[Start of THE RECORDS]

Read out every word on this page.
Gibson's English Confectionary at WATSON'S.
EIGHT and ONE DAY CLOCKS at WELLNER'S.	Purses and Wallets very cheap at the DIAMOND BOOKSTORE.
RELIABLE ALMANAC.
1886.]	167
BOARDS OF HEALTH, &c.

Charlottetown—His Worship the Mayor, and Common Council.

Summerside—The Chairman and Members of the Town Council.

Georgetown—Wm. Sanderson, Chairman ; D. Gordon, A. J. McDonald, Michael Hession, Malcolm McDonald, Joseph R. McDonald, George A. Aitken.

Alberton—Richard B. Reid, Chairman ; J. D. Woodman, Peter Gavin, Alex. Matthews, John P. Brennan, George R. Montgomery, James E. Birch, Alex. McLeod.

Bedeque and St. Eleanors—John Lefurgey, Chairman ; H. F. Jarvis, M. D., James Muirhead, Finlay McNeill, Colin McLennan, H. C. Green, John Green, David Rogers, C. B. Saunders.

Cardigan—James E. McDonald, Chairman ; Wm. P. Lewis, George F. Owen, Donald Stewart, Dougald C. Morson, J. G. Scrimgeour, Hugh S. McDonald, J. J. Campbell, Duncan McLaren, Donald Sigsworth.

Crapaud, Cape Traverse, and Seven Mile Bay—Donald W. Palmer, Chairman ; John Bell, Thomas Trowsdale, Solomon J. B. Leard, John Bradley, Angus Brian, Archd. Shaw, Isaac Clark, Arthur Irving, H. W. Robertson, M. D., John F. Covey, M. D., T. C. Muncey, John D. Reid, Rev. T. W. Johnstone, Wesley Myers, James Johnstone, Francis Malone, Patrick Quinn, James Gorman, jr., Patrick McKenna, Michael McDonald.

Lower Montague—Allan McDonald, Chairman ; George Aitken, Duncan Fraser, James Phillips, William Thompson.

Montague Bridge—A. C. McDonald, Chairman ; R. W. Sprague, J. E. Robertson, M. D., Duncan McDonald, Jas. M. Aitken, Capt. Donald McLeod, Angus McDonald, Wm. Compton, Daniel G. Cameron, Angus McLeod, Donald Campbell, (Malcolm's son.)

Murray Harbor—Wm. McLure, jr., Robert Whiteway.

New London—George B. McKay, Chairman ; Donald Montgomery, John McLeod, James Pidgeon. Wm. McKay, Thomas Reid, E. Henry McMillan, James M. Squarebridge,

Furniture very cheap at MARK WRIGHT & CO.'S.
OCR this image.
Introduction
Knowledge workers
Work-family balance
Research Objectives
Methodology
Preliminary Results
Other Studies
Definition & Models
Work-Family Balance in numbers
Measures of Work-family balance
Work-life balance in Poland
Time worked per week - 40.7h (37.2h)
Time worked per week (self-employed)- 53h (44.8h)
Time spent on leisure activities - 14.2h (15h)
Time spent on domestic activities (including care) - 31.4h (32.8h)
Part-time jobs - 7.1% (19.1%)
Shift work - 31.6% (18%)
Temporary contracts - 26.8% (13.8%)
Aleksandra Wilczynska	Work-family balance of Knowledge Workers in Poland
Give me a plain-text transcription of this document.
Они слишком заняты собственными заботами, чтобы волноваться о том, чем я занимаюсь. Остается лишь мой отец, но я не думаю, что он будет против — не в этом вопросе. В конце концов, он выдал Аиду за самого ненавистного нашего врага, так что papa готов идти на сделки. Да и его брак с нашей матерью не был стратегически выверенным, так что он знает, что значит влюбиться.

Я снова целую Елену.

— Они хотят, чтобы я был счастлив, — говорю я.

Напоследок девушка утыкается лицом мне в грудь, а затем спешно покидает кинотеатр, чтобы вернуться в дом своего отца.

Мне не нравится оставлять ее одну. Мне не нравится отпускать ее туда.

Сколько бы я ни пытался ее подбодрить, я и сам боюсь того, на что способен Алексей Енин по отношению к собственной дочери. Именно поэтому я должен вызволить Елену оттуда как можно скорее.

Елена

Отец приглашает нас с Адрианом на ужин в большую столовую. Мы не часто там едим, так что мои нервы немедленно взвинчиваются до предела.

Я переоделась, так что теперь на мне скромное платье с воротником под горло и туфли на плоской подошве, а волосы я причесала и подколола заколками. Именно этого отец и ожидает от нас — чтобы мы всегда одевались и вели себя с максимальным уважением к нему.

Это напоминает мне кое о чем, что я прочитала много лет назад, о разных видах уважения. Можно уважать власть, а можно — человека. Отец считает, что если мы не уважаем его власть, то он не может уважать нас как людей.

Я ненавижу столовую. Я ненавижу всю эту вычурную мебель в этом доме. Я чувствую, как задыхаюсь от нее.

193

[End of THE RECORDS]

WHAT THE TASK ASKS>
Copy out all of the records above with nothing altered.

THE OUTPUT>
Read out every word on this page.
Gibson's English Confectionary at WATSON'S.
EIGHT and ONE DAY CLOCKS at WELLNER'S.	Purses and Wallets very cheap at the DIAMOND BOOKSTORE.
RELIABLE ALMANAC.
1886.]	167
BOARDS OF HEALTH, &c.

Charlottetown—His Worship the Mayor, and Common Council.

Summerside—The Chairman and Members of the Town Council.

Georgetown—Wm. Sanderson, Chairman ; D. Gordon, A. J. McDonald, Michael Hession, Malcolm McDonald, Joseph R. McDonald, George A. Aitken.

Alberton—Richard B. Reid, Chairman ; J. D. Woodman, Peter Gavin, Alex. Matthews, John P. Brennan, George R. Montgomery, James E. Birch, Alex. McLeod.

Bedeque and St. Eleanors—John Lefurgey, Chairman ; H. F. Jarvis, M. D., James Muirhead, Finlay McNeill, Colin McLennan, H. C. Green, John Green, David Rogers, C. B. Saunders.

Cardigan—James E. McDonald, Chairman ; Wm. P. Lewis, George F. Owen, Donald Stewart, Dougald C. Morson, J. G. Scrimgeour, Hugh S. McDonald, J. J. Campbell, Duncan McLaren, Donald Sigsworth.

Crapaud, Cape Traverse, and Seven Mile Bay—Donald W. Palmer, Chairman ; John Bell, Thomas Trowsdale, Solomon J. B. Leard, John Bradley, Angus Brian, Archd. Shaw, Isaac Clark, Arthur Irving, H. W. Robertson, M. D., John F. Covey, M. D., T. C. Muncey, John D. Reid, Rev. T. W. Johnstone, Wesley Myers, James Johnstone, Francis Malone, Patrick Quinn, James Gorman, jr., Patrick McKenna, Michael McDonald.

Lower Montague—Allan McDonald, Chairman ; George Aitken, Duncan Fraser, James Phillips, William Thompson.

Montague Bridge—A. C. McDonald, Chairman ; R. W. Sprague, J. E. Robertson, M. D., Duncan McDonald, Jas. M. Aitken, Capt. Donald McLeod, Angus McDonald, Wm. Compton, Daniel G. Cameron, Angus McLeod, Donald Campbell, (Malcolm's son.)

Murray Harbor—Wm. McLure, jr., Robert Whiteway.

New London—George B. McKay, Chairman ; Donald Montgomery, John McLeod, James Pidgeon. Wm. McKay, Thomas Reid, E. Henry McMillan, James M. Squarebridge,

Furniture very cheap at MARK WRIGHT & CO.'S.
OCR this image.
Introduction
Knowledge workers
Work-family balance
Research Objectives
Methodology
Preliminary Results
Other Studies
Definition & Models
Work-Family Balance in numbers
Measures of Work-family balance
Work-life balance in Poland
Time worked per week - 40.7h (37.2h)
Time worked per week (self-employed)- 53h (44.8h)
Time spent on leisure activities - 14.2h (15h)
Time spent on domestic activities (including care) - 31.4h (32.8h)
Part-time jobs - 7.1% (19.1%)
Shift work - 31.6% (18%)
Temporary contracts - 26.8% (13.8%)
Aleksandra Wilczynska	Work-family balance of Knowledge Workers in Poland
Give me a plain-text transcription of this document.
Они слишком заняты собственными заботами, чтобы волноваться о том, чем я занимаюсь. Остается лишь мой отец, но я не думаю, что он будет против — не в этом вопросе. В конце концов, он выдал Аиду за самого ненавистного нашего врага, так что papa готов идти на сделки. Да и его брак с нашей матерью не был стратегически выверенным, так что он знает, что значит влюбиться.

Я снова целую Елену.

— Они хотят, чтобы я был счастлив, — говорю я.

Напоследок девушка утыкается лицом мне в грудь, а затем спешно покидает кинотеатр, чтобы вернуться в дом своего отца.

Мне не нравится оставлять ее одну. Мне не нравится отпускать ее туда.

Сколько бы я ни пытался ее подбодрить, я и сам боюсь того, на что способен Алексей Енин по отношению к собственной дочери. Именно поэтому я должен вызволить Елену оттуда как можно скорее.

Елена

Отец приглашает нас с Адрианом на ужин в большую столовую. Мы не часто там едим, так что мои нервы немедленно взвинчиваются до предела.

Я переоделась, так что теперь на мне скромное платье с воротником под горло и туфли на плоской подошве, а волосы я причесала и подколола заколками. Именно этого отец и ожидает от нас — чтобы мы всегда одевались и вели себя с максимальным уважением к нему.

Это напоминает мне кое о чем, что я прочитала много лет назад, о разных видах уважения. Можно уважать власть, а можно — человека. Отец считает, что если мы не уважаем его власть, то он не может уважать нас как людей.

Я ненавижу столовую. Я ненавижу всю эту вычурную мебель в этом доме. Я чувствую, как задыхаюсь от нее.

193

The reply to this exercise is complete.